RECORDS FOR THIS TASK:
* Begin *
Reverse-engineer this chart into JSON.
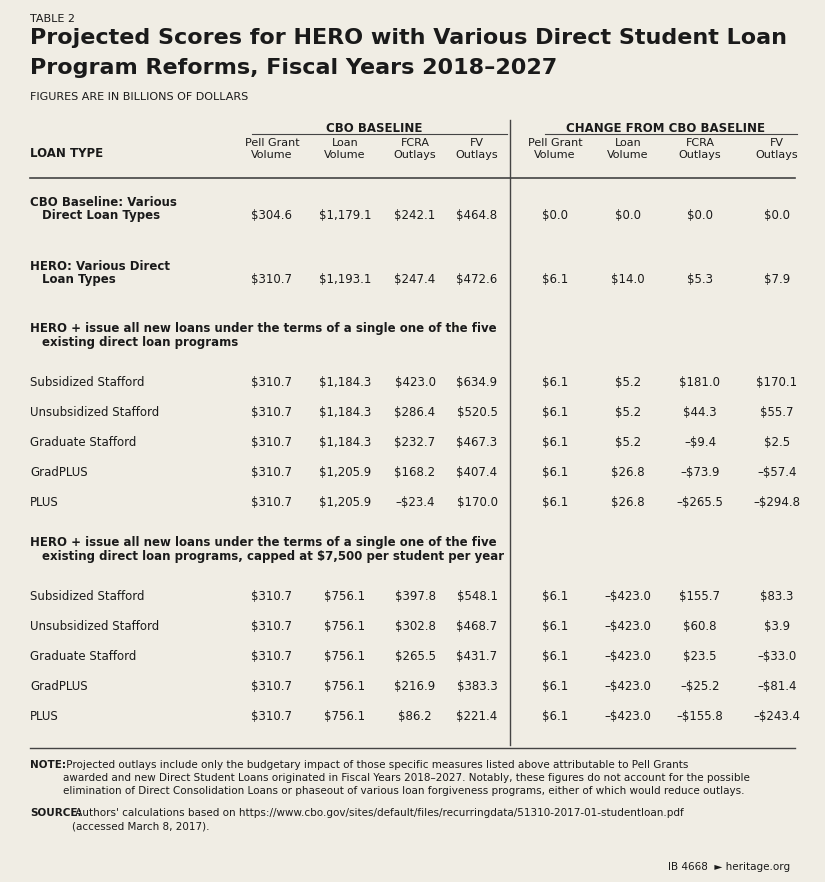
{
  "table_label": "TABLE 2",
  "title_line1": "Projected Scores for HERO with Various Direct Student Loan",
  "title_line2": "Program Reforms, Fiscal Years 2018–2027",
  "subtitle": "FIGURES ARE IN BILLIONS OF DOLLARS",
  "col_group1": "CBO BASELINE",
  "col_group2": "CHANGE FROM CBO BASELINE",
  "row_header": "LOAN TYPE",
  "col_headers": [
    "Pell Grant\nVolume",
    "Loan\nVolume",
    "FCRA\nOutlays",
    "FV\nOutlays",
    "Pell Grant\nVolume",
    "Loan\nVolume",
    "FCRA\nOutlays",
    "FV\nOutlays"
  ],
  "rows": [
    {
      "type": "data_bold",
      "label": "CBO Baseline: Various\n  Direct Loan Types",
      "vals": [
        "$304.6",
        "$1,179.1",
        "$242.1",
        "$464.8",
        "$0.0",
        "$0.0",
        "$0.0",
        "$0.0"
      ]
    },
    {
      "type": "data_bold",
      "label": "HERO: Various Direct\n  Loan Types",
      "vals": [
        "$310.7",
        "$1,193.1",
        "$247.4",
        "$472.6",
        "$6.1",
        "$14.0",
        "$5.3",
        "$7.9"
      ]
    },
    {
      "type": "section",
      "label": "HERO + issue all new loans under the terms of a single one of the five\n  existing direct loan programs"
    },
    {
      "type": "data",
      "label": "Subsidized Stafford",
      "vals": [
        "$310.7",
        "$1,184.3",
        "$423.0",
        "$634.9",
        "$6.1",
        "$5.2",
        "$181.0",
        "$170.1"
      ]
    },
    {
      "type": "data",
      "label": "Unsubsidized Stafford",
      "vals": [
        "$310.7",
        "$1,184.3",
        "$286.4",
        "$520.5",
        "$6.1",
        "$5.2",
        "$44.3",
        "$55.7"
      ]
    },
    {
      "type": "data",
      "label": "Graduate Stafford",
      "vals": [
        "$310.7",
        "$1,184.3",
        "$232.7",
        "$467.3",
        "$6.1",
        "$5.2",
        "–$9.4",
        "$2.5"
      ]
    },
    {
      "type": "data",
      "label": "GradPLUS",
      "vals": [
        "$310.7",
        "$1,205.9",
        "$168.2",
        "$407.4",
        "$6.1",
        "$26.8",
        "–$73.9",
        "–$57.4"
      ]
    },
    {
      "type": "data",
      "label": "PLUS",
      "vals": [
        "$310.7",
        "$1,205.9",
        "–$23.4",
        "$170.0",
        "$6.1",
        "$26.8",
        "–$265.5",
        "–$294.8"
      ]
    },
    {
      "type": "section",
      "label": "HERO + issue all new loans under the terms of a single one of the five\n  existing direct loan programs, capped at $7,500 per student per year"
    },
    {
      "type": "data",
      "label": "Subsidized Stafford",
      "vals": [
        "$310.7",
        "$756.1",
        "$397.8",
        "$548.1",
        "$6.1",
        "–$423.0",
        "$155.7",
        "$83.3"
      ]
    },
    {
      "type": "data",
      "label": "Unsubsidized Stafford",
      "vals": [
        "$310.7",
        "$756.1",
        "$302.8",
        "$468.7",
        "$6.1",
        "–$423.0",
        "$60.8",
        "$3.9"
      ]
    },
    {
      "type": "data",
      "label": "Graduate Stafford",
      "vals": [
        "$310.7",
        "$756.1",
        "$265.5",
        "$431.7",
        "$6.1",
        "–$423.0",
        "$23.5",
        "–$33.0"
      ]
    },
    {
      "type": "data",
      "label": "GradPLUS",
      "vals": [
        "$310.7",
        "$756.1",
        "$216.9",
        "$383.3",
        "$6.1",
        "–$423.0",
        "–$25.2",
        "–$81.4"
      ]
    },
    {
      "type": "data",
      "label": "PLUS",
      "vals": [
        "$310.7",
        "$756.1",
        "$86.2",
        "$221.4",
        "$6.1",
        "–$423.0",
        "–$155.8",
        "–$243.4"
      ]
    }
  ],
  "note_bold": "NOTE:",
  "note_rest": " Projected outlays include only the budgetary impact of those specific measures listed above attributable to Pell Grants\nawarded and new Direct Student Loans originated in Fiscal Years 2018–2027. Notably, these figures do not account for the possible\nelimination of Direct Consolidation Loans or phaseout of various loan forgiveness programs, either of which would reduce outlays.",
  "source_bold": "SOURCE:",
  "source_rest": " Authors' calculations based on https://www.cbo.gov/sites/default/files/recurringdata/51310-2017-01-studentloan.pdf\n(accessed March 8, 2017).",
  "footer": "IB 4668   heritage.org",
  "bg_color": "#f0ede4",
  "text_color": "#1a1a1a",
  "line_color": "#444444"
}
* End *
Write out the material above again, word for word, minus its pictures.

Reverse-engineer this chart into JSON.
{
  "table_label": "TABLE 2",
  "title_line1": "Projected Scores for HERO with Various Direct Student Loan",
  "title_line2": "Program Reforms, Fiscal Years 2018–2027",
  "subtitle": "FIGURES ARE IN BILLIONS OF DOLLARS",
  "col_group1": "CBO BASELINE",
  "col_group2": "CHANGE FROM CBO BASELINE",
  "row_header": "LOAN TYPE",
  "col_headers": [
    "Pell Grant\nVolume",
    "Loan\nVolume",
    "FCRA\nOutlays",
    "FV\nOutlays",
    "Pell Grant\nVolume",
    "Loan\nVolume",
    "FCRA\nOutlays",
    "FV\nOutlays"
  ],
  "rows": [
    {
      "type": "data_bold",
      "label": "CBO Baseline: Various\n  Direct Loan Types",
      "vals": [
        "$304.6",
        "$1,179.1",
        "$242.1",
        "$464.8",
        "$0.0",
        "$0.0",
        "$0.0",
        "$0.0"
      ]
    },
    {
      "type": "data_bold",
      "label": "HERO: Various Direct\n  Loan Types",
      "vals": [
        "$310.7",
        "$1,193.1",
        "$247.4",
        "$472.6",
        "$6.1",
        "$14.0",
        "$5.3",
        "$7.9"
      ]
    },
    {
      "type": "section",
      "label": "HERO + issue all new loans under the terms of a single one of the five\n  existing direct loan programs"
    },
    {
      "type": "data",
      "label": "Subsidized Stafford",
      "vals": [
        "$310.7",
        "$1,184.3",
        "$423.0",
        "$634.9",
        "$6.1",
        "$5.2",
        "$181.0",
        "$170.1"
      ]
    },
    {
      "type": "data",
      "label": "Unsubsidized Stafford",
      "vals": [
        "$310.7",
        "$1,184.3",
        "$286.4",
        "$520.5",
        "$6.1",
        "$5.2",
        "$44.3",
        "$55.7"
      ]
    },
    {
      "type": "data",
      "label": "Graduate Stafford",
      "vals": [
        "$310.7",
        "$1,184.3",
        "$232.7",
        "$467.3",
        "$6.1",
        "$5.2",
        "–$9.4",
        "$2.5"
      ]
    },
    {
      "type": "data",
      "label": "GradPLUS",
      "vals": [
        "$310.7",
        "$1,205.9",
        "$168.2",
        "$407.4",
        "$6.1",
        "$26.8",
        "–$73.9",
        "–$57.4"
      ]
    },
    {
      "type": "data",
      "label": "PLUS",
      "vals": [
        "$310.7",
        "$1,205.9",
        "–$23.4",
        "$170.0",
        "$6.1",
        "$26.8",
        "–$265.5",
        "–$294.8"
      ]
    },
    {
      "type": "section",
      "label": "HERO + issue all new loans under the terms of a single one of the five\n  existing direct loan programs, capped at $7,500 per student per year"
    },
    {
      "type": "data",
      "label": "Subsidized Stafford",
      "vals": [
        "$310.7",
        "$756.1",
        "$397.8",
        "$548.1",
        "$6.1",
        "–$423.0",
        "$155.7",
        "$83.3"
      ]
    },
    {
      "type": "data",
      "label": "Unsubsidized Stafford",
      "vals": [
        "$310.7",
        "$756.1",
        "$302.8",
        "$468.7",
        "$6.1",
        "–$423.0",
        "$60.8",
        "$3.9"
      ]
    },
    {
      "type": "data",
      "label": "Graduate Stafford",
      "vals": [
        "$310.7",
        "$756.1",
        "$265.5",
        "$431.7",
        "$6.1",
        "–$423.0",
        "$23.5",
        "–$33.0"
      ]
    },
    {
      "type": "data",
      "label": "GradPLUS",
      "vals": [
        "$310.7",
        "$756.1",
        "$216.9",
        "$383.3",
        "$6.1",
        "–$423.0",
        "–$25.2",
        "–$81.4"
      ]
    },
    {
      "type": "data",
      "label": "PLUS",
      "vals": [
        "$310.7",
        "$756.1",
        "$86.2",
        "$221.4",
        "$6.1",
        "–$423.0",
        "–$155.8",
        "–$243.4"
      ]
    }
  ],
  "note_bold": "NOTE:",
  "note_rest": " Projected outlays include only the budgetary impact of those specific measures listed above attributable to Pell Grants\nawarded and new Direct Student Loans originated in Fiscal Years 2018–2027. Notably, these figures do not account for the possible\nelimination of Direct Consolidation Loans or phaseout of various loan forgiveness programs, either of which would reduce outlays.",
  "source_bold": "SOURCE:",
  "source_rest": " Authors' calculations based on https://www.cbo.gov/sites/default/files/recurringdata/51310-2017-01-studentloan.pdf\n(accessed March 8, 2017).",
  "footer": "IB 4668   heritage.org",
  "bg_color": "#f0ede4",
  "text_color": "#1a1a1a",
  "line_color": "#444444"
}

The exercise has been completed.